▶ **Problem to work on**:
Return the entries below verbatim. Pictures stay out.

==== Data to use

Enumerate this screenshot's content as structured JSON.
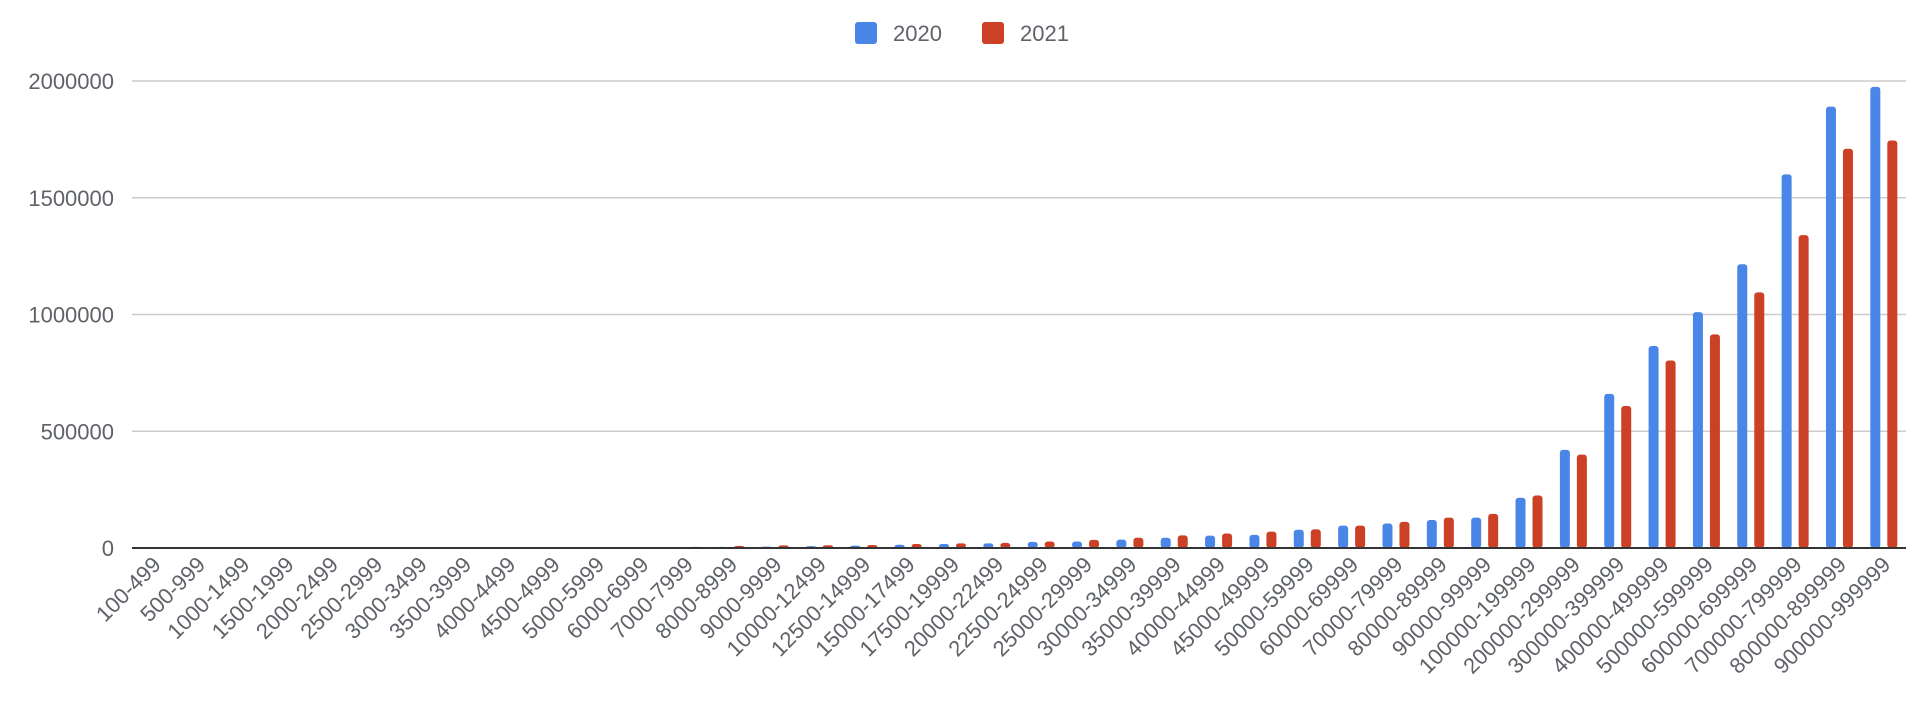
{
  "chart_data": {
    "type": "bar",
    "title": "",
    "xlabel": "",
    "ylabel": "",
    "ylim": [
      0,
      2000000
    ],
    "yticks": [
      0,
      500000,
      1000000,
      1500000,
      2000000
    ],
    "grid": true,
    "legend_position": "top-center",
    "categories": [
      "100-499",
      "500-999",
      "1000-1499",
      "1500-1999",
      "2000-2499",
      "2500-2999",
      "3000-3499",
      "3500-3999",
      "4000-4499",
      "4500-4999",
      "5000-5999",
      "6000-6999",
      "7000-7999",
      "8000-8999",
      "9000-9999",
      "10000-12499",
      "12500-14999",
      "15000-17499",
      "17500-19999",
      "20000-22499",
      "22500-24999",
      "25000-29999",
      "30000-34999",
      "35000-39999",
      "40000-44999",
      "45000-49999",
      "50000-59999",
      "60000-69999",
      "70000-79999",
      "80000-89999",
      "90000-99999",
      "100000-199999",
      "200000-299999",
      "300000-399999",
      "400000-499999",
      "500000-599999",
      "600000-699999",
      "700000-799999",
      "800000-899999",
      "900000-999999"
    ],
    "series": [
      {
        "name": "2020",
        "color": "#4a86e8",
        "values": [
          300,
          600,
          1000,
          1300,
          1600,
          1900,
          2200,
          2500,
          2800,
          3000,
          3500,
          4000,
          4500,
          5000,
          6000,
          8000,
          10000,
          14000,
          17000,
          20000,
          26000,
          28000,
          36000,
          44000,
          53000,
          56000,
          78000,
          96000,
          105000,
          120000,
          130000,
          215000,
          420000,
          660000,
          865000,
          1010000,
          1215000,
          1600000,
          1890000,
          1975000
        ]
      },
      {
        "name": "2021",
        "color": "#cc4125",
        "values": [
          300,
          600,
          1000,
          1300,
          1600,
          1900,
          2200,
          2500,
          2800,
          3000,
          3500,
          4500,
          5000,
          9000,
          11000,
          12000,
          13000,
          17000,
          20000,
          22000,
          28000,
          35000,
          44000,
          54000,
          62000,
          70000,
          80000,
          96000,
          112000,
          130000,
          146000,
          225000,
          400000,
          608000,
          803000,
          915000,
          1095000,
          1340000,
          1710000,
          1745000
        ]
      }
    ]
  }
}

========

▶ **Full answer**:
Enumerate this screenshot's content as structured JSON.
{
  "chart_data": {
    "type": "bar",
    "title": "",
    "xlabel": "",
    "ylabel": "",
    "ylim": [
      0,
      2000000
    ],
    "yticks": [
      0,
      500000,
      1000000,
      1500000,
      2000000
    ],
    "grid": true,
    "legend_position": "top-center",
    "categories": [
      "100-499",
      "500-999",
      "1000-1499",
      "1500-1999",
      "2000-2499",
      "2500-2999",
      "3000-3499",
      "3500-3999",
      "4000-4499",
      "4500-4999",
      "5000-5999",
      "6000-6999",
      "7000-7999",
      "8000-8999",
      "9000-9999",
      "10000-12499",
      "12500-14999",
      "15000-17499",
      "17500-19999",
      "20000-22499",
      "22500-24999",
      "25000-29999",
      "30000-34999",
      "35000-39999",
      "40000-44999",
      "45000-49999",
      "50000-59999",
      "60000-69999",
      "70000-79999",
      "80000-89999",
      "90000-99999",
      "100000-199999",
      "200000-299999",
      "300000-399999",
      "400000-499999",
      "500000-599999",
      "600000-699999",
      "700000-799999",
      "800000-899999",
      "900000-999999"
    ],
    "series": [
      {
        "name": "2020",
        "color": "#4a86e8",
        "values": [
          300,
          600,
          1000,
          1300,
          1600,
          1900,
          2200,
          2500,
          2800,
          3000,
          3500,
          4000,
          4500,
          5000,
          6000,
          8000,
          10000,
          14000,
          17000,
          20000,
          26000,
          28000,
          36000,
          44000,
          53000,
          56000,
          78000,
          96000,
          105000,
          120000,
          130000,
          215000,
          420000,
          660000,
          865000,
          1010000,
          1215000,
          1600000,
          1890000,
          1975000
        ]
      },
      {
        "name": "2021",
        "color": "#cc4125",
        "values": [
          300,
          600,
          1000,
          1300,
          1600,
          1900,
          2200,
          2500,
          2800,
          3000,
          3500,
          4500,
          5000,
          9000,
          11000,
          12000,
          13000,
          17000,
          20000,
          22000,
          28000,
          35000,
          44000,
          54000,
          62000,
          70000,
          80000,
          96000,
          112000,
          130000,
          146000,
          225000,
          400000,
          608000,
          803000,
          915000,
          1095000,
          1340000,
          1710000,
          1745000
        ]
      }
    ]
  }
}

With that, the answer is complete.